■ What is required
Copy out each line containing "вида" from the entries below.

----- Given records

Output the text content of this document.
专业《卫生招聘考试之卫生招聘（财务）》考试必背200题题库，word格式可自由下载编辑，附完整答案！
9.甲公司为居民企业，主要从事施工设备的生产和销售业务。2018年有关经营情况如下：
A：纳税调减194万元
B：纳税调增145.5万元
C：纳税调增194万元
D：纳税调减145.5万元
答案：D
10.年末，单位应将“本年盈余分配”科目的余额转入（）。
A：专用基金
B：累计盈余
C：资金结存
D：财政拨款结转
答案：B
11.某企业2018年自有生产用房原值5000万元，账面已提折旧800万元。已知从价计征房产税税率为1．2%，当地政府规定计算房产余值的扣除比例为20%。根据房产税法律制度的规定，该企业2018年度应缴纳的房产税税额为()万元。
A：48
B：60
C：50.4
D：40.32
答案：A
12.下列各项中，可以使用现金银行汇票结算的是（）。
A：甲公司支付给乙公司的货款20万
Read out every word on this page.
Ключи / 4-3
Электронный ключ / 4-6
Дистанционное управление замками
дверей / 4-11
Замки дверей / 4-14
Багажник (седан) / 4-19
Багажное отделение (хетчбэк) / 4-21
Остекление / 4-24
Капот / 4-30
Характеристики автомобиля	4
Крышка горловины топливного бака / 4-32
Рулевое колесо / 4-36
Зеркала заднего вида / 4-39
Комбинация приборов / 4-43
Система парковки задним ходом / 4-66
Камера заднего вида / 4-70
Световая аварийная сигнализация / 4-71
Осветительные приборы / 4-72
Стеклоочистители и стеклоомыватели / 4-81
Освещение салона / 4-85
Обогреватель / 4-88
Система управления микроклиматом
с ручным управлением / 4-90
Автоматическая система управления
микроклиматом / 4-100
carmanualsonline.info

----------

■ The output
Зеркала заднего вида / 4-39
Камера заднего вида / 4-70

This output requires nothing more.